* _What the task requires_:
Can you reproduce word for word the part of the Bone Wars passage that begins at "The Bone Wars was" and stops after "Jacobs’ new study."?

* _Text passage_:

Science journalist Brian Switek, who blogs for Wired magazine, covered the research of SMU vertebrate paleontologist Louis L. Jacobs and the infamous Bone Wars of the late 1800s.

The Bone Wars was a flurry of fossil speculation across the American West that escalated into a high-profile national feud. Drawn into the spectacle were two scientists from the Lone Star State, geologist Robert T. Hill, now acclaimed as the Father of Texas Geology, and naturalist Jacob Boll, who made many of the state’s earliest fossil discoveries.

Hill and Boll had supporting roles in the Bone Wars through their work for one of the feud’s antagonists, Edward Drinker Cope, according to Jacobs’ new study.

See an SMU video and press release about the research, “Texas frontier scientists who uncovered state’s fossil history had role in epic Bone Wars.”

A professor in Dedman College‘s Roy M. Huffington Department of Earth Sciences, Jacobs joined SMU’s faculty in 1983.

Currently his field projects include work in Mongolia and Angola. His book, “Lone Star Dinosaurs” (1999, Texas A&M University Press) was the basis of an exhibit at the Fort Worth Museum of Science and History that traveled the state. He consulted on the new exhibit, Mysteries of the Texas Dinosaurs, which opened in 2009.

Read the full story.

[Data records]
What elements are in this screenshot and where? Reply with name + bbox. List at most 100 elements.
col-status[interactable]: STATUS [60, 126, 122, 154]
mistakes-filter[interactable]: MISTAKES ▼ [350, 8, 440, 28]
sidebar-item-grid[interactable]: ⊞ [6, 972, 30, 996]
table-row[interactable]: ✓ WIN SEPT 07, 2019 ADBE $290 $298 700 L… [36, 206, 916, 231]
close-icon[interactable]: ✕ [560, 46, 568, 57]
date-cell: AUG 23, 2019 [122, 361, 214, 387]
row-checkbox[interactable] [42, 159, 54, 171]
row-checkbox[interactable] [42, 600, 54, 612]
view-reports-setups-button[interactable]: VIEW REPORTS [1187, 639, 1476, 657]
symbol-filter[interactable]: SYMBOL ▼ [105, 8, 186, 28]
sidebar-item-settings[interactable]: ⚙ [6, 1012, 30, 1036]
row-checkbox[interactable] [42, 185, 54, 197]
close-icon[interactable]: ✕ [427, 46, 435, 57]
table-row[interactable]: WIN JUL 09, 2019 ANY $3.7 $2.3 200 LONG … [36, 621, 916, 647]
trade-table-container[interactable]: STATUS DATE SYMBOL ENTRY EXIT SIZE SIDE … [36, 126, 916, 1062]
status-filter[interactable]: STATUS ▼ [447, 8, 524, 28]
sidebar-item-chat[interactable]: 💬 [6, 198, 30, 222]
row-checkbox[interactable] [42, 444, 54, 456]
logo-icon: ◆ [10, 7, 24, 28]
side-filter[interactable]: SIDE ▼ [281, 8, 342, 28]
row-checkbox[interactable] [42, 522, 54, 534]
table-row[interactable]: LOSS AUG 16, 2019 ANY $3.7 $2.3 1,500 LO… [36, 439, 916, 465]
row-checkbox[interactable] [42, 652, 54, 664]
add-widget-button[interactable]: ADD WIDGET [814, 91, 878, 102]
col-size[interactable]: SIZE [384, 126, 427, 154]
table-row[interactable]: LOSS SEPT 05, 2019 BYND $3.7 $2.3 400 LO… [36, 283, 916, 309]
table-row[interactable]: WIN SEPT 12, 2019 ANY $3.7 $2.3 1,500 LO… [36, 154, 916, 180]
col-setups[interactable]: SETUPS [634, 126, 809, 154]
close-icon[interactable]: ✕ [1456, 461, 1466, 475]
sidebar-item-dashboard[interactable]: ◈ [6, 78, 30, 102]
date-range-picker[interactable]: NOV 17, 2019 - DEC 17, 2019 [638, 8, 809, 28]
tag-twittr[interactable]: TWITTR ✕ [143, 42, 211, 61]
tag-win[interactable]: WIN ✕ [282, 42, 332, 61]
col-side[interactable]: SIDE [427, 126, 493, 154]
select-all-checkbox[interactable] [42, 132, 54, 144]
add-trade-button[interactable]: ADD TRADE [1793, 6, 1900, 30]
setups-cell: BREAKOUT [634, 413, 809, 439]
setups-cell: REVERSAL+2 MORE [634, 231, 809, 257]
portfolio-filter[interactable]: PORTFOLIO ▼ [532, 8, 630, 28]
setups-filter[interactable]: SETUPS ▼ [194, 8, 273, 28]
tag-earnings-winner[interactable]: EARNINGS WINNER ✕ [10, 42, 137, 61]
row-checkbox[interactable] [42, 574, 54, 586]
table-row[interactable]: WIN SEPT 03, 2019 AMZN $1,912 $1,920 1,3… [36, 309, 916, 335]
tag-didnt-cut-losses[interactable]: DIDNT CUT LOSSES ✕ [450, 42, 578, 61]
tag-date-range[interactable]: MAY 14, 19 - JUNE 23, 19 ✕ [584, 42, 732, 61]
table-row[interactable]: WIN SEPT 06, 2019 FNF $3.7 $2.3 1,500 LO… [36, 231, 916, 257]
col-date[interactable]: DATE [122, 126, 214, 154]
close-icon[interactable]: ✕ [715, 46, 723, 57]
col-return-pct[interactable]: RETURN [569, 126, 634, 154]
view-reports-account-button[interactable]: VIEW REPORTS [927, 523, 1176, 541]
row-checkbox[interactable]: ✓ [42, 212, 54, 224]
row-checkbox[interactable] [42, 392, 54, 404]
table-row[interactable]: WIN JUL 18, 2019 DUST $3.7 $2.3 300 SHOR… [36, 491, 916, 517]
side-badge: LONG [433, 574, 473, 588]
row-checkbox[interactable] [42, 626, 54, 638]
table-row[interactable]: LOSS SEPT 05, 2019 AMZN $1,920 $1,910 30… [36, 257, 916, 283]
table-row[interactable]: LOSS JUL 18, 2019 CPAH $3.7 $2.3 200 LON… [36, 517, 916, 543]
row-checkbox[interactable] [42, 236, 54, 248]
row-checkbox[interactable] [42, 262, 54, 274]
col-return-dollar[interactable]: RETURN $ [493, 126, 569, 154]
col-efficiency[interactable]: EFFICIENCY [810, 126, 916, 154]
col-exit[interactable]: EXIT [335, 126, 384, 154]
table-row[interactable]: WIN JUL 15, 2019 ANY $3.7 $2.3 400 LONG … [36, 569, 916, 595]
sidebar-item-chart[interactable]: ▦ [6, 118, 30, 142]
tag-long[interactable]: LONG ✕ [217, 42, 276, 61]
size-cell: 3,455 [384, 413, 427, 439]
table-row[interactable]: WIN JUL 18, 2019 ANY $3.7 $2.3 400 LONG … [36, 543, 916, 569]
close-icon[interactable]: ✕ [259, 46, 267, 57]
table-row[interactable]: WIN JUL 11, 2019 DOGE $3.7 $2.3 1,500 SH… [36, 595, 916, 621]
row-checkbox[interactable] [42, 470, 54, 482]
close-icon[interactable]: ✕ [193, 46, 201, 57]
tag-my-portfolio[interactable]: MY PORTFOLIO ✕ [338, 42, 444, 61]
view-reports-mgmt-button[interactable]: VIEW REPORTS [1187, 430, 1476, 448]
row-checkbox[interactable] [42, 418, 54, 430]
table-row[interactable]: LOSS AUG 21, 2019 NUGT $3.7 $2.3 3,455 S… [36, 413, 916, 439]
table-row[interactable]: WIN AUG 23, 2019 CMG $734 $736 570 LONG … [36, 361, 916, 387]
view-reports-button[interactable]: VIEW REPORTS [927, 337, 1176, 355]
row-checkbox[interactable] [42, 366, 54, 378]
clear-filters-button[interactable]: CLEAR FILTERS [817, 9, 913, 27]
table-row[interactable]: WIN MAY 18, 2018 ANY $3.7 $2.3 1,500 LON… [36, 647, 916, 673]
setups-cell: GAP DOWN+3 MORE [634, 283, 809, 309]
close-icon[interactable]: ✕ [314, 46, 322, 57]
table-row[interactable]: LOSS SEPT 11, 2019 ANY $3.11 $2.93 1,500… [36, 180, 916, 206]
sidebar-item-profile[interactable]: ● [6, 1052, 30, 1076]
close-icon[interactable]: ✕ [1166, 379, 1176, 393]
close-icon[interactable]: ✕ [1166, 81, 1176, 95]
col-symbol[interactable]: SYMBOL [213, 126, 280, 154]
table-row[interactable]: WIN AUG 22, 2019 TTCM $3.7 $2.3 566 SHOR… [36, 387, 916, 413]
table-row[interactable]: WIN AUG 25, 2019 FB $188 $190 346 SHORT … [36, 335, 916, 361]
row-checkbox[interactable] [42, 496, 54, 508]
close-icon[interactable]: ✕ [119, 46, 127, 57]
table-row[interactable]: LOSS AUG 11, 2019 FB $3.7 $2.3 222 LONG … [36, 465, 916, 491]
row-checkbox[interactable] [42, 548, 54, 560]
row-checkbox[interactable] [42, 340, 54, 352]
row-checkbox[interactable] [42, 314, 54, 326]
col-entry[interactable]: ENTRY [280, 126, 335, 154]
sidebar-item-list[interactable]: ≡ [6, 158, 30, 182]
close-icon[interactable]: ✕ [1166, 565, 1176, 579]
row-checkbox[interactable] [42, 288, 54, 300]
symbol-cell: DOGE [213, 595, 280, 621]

* _Solution_:
The Bone Wars was a flurry of fossil speculation across the American West that escalated into a high-profile national feud. Drawn into the spectacle were two scientists from the Lone Star State, geologist Robert T. Hill, now acclaimed as the Father of Texas Geology, and naturalist Jacob Boll, who made many of the state’s earliest fossil discoveries.

Hill and Boll had supporting roles in the Bone Wars through their work for one of the feud’s antagonists, Edward Drinker Cope, according to Jacobs’ new study.